■ Saved entries
— START —
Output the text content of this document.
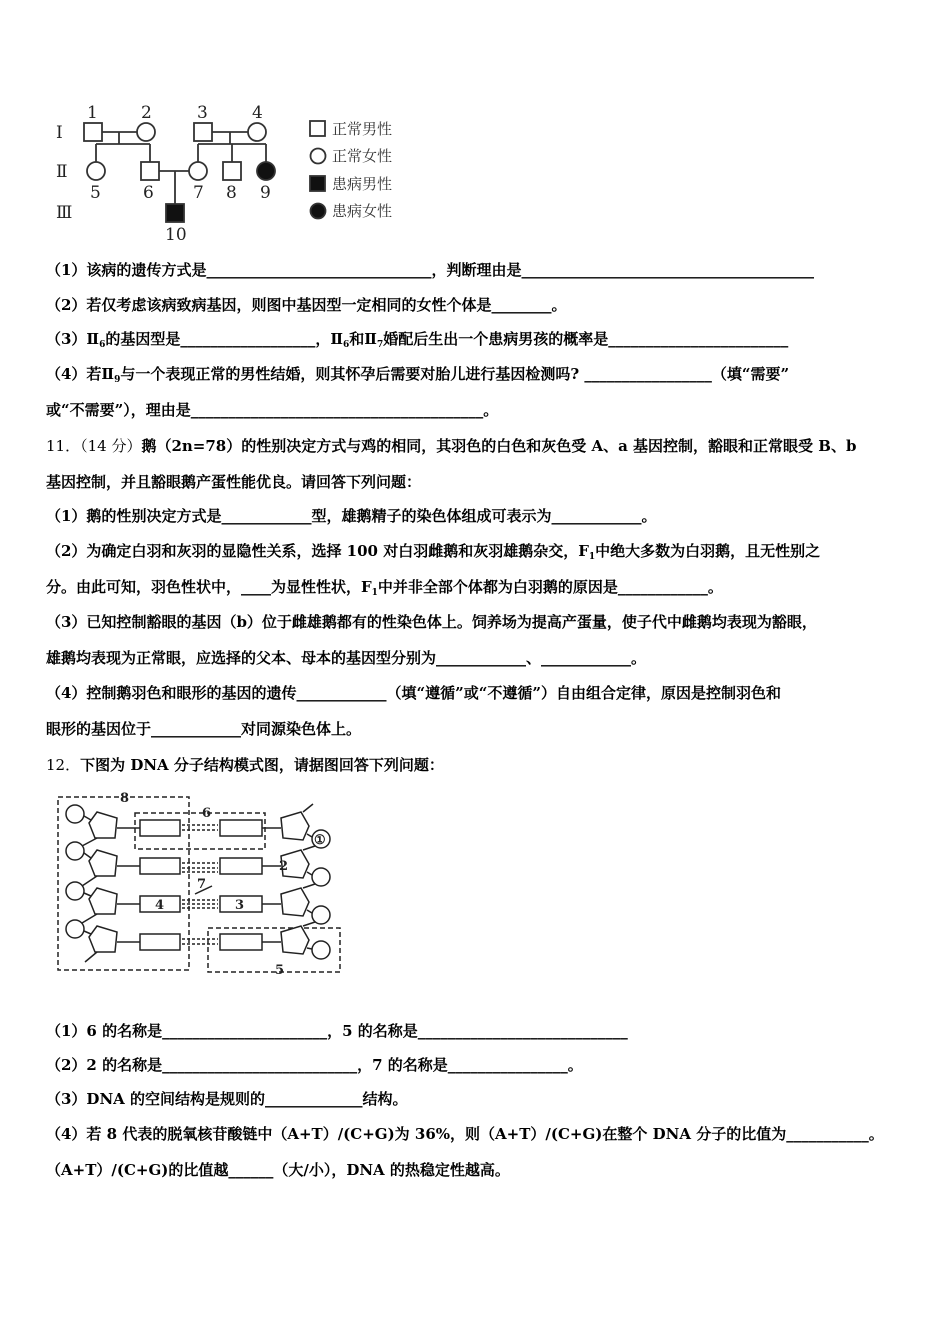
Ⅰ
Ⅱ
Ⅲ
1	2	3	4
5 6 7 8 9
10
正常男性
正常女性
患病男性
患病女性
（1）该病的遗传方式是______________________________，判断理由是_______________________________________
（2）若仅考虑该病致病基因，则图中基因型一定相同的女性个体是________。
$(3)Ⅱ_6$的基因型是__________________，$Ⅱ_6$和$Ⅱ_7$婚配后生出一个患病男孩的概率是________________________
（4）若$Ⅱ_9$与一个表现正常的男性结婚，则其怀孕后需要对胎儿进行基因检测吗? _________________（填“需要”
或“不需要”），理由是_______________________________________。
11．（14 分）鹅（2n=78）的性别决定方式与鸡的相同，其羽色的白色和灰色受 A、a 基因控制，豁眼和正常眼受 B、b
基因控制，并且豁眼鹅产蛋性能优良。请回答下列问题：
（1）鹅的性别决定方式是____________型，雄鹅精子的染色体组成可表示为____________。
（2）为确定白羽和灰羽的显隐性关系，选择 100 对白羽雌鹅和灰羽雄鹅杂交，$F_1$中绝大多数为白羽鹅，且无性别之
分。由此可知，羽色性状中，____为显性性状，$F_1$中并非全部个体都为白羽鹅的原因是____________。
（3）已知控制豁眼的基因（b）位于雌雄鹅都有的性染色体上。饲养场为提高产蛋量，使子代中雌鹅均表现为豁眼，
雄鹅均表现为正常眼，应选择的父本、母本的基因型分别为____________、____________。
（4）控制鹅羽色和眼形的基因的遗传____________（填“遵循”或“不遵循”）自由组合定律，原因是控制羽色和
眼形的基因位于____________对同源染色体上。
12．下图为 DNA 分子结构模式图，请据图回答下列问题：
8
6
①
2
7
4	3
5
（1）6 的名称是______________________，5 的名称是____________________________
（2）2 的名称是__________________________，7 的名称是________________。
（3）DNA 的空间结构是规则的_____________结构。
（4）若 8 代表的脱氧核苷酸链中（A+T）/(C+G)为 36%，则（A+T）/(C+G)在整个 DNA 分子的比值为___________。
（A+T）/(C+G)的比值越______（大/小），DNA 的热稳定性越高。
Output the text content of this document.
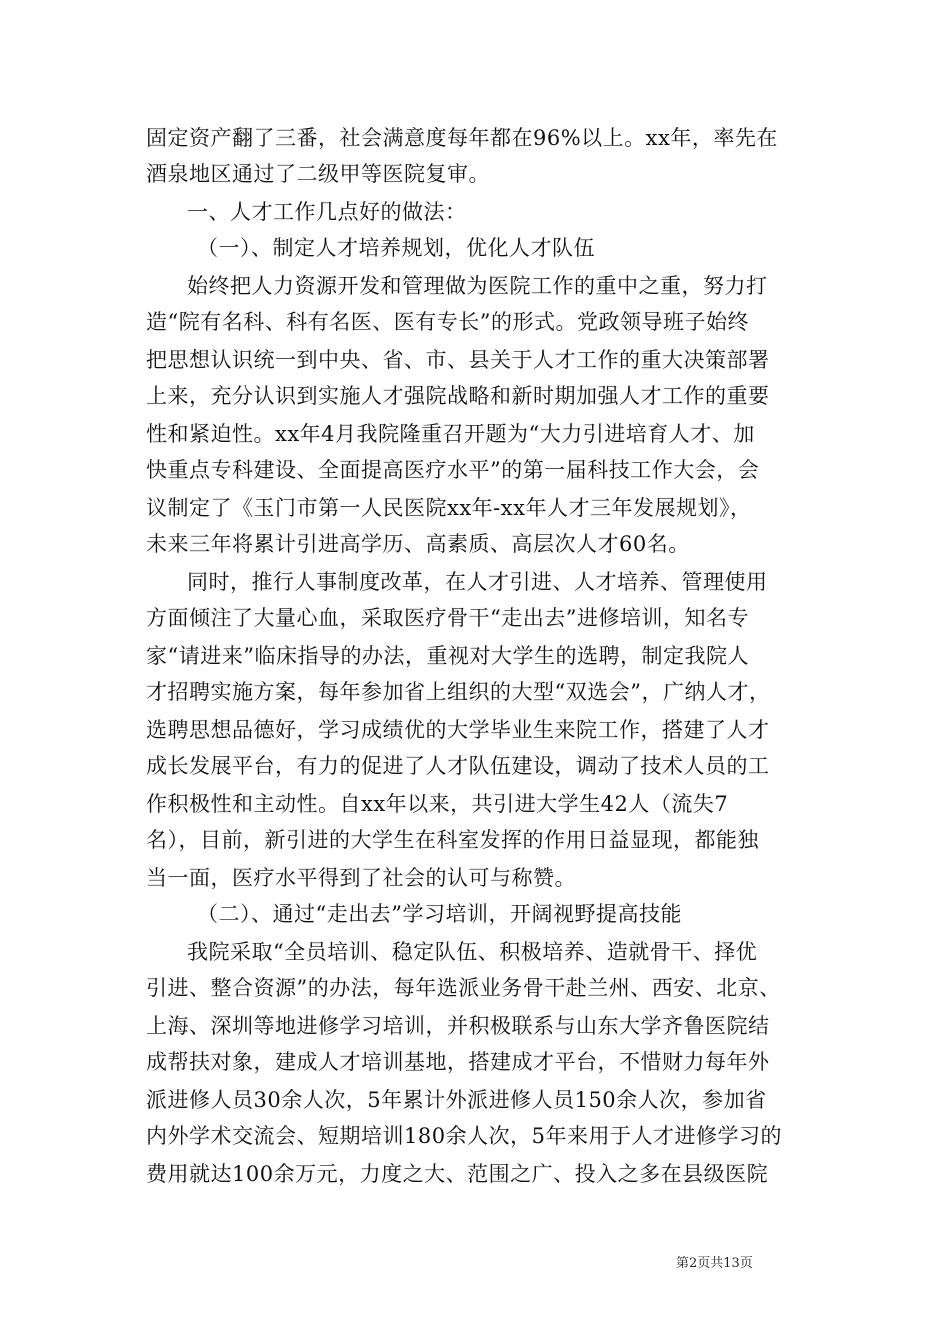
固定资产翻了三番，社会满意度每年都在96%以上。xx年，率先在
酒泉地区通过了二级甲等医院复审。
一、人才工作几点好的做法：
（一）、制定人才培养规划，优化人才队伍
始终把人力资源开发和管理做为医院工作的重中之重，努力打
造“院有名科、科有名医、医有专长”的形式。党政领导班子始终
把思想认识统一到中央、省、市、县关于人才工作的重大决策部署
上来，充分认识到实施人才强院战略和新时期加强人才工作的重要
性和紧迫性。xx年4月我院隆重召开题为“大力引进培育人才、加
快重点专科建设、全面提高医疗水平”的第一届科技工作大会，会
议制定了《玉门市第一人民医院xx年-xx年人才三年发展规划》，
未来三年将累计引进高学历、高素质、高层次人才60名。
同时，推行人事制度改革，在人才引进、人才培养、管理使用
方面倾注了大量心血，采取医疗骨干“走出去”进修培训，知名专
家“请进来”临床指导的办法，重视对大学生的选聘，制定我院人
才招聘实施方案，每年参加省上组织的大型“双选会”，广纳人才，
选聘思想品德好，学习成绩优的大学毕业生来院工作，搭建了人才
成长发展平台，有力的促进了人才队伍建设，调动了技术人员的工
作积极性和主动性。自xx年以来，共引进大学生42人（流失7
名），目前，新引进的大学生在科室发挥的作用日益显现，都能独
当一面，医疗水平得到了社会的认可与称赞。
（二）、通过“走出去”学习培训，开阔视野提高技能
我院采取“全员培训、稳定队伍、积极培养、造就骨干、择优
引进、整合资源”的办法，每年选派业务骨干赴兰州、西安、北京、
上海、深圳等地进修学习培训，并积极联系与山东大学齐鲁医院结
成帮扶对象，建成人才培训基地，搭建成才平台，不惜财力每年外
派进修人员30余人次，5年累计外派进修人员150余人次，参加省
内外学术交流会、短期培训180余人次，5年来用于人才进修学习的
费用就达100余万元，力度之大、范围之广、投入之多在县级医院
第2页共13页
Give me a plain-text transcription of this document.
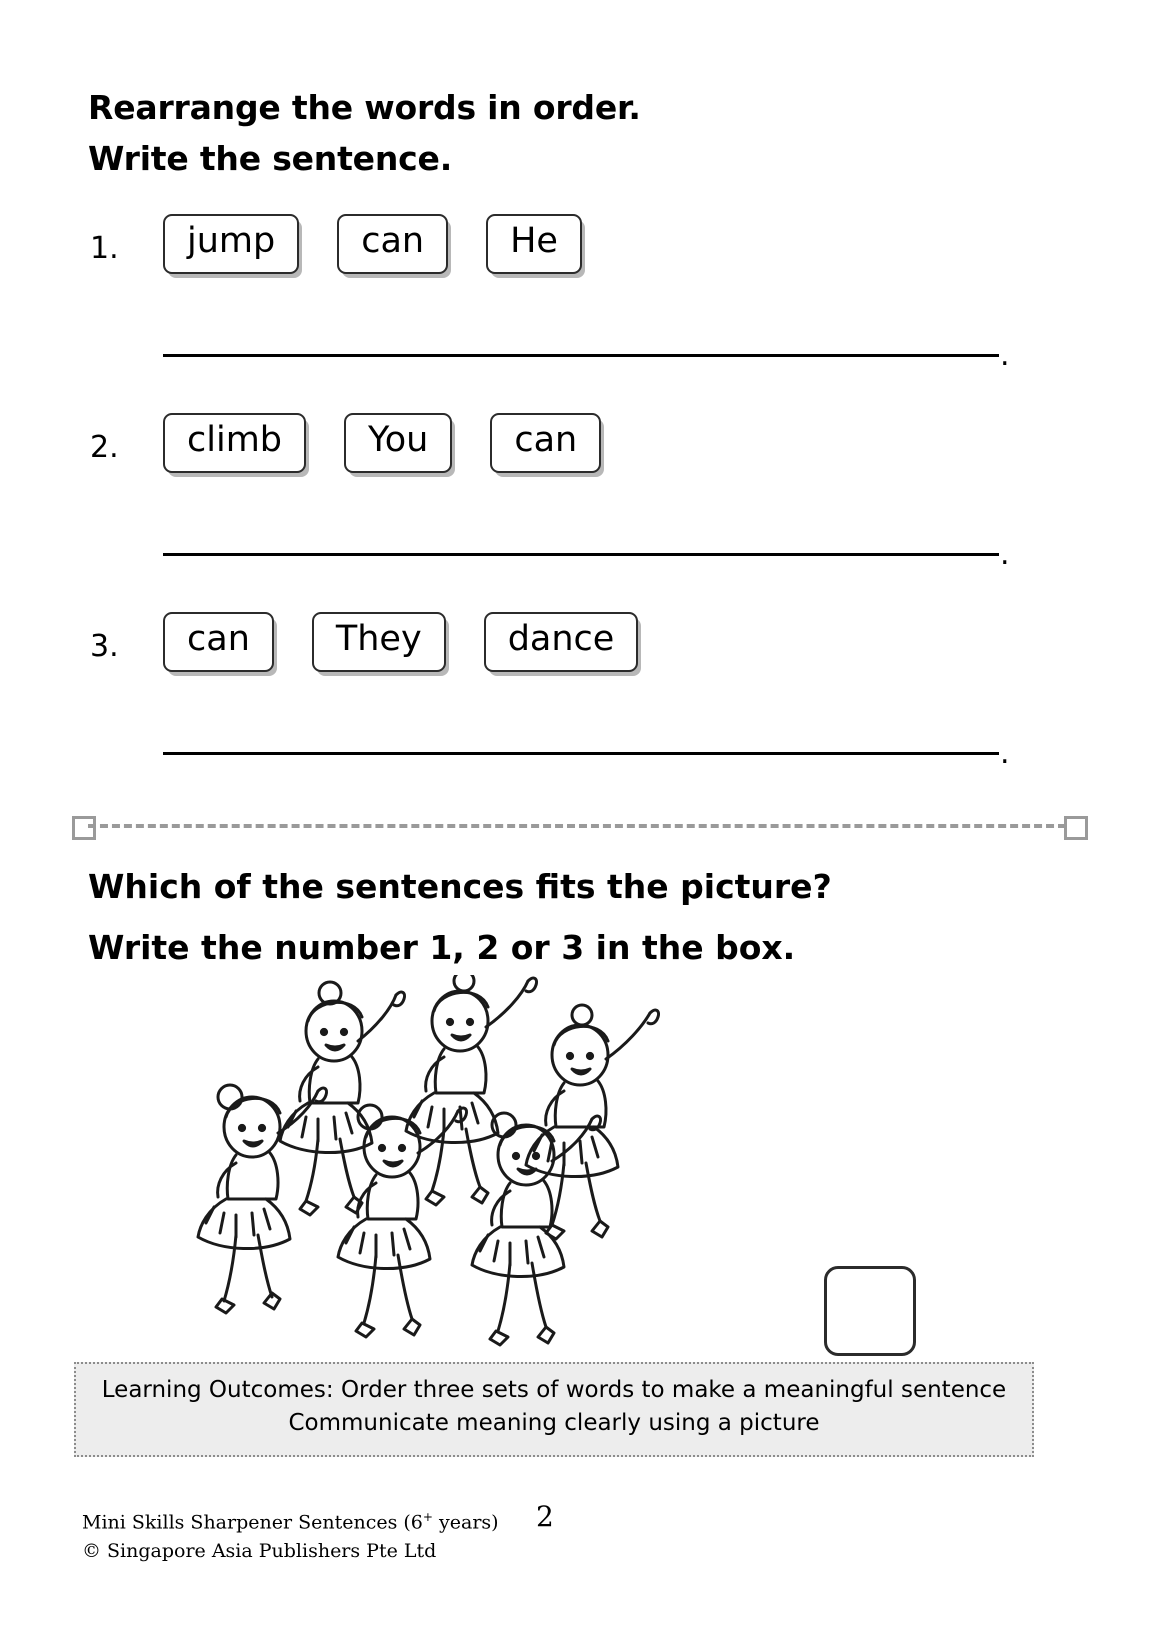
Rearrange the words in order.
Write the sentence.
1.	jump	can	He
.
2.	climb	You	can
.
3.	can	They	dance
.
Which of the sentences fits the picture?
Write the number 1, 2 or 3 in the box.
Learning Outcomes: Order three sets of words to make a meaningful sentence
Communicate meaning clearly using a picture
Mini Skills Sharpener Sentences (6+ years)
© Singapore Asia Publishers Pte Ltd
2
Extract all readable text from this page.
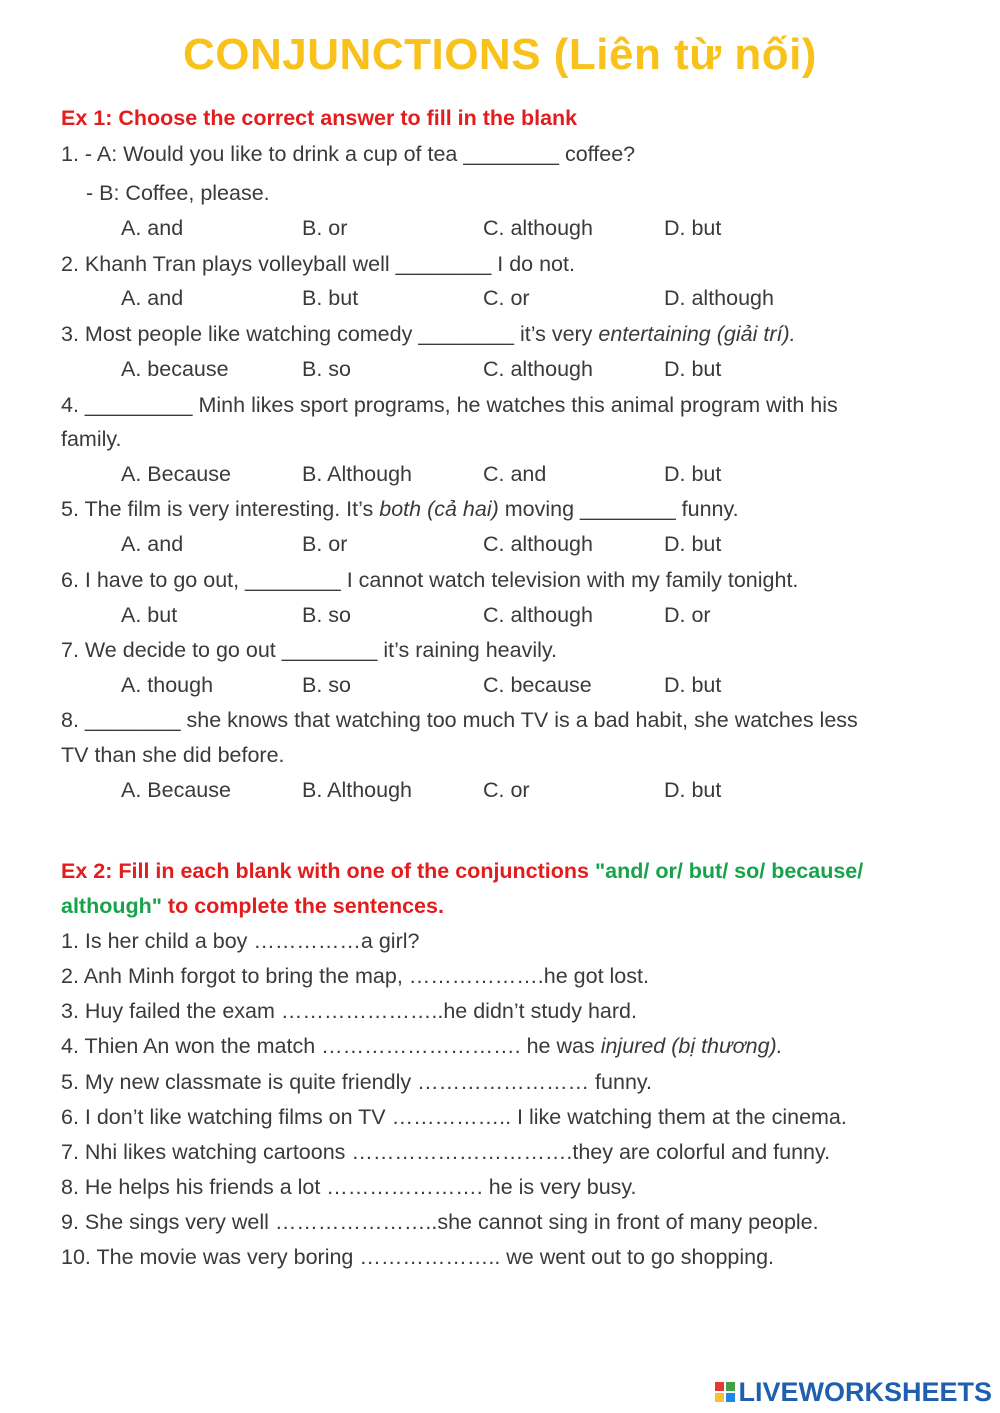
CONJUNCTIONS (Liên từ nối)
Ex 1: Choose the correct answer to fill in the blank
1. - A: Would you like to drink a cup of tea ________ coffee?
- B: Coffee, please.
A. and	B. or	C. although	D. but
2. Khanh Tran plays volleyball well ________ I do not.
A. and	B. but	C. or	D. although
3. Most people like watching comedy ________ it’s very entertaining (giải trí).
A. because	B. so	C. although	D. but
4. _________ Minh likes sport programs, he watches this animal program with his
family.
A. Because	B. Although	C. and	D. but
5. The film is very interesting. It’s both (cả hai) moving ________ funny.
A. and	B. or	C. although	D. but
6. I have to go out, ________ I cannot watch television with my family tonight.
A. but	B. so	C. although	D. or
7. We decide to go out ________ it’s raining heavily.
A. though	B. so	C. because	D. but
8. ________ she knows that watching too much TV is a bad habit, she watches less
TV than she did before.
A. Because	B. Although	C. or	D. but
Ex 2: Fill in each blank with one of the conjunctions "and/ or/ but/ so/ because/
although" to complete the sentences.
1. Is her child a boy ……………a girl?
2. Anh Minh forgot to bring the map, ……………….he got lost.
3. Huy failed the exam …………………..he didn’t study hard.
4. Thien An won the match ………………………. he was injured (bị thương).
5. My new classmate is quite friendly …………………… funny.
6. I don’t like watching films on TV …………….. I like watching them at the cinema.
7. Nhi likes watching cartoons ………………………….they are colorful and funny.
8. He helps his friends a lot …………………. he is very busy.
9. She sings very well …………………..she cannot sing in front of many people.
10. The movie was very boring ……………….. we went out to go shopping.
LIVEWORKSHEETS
— END —
■ What to produce
Copy each line of the preceding data that contains the string "words".

■ Answer in full
Rearrange the words in order.
Learning Outcomes: Order three sets of words to make a meaningful sentence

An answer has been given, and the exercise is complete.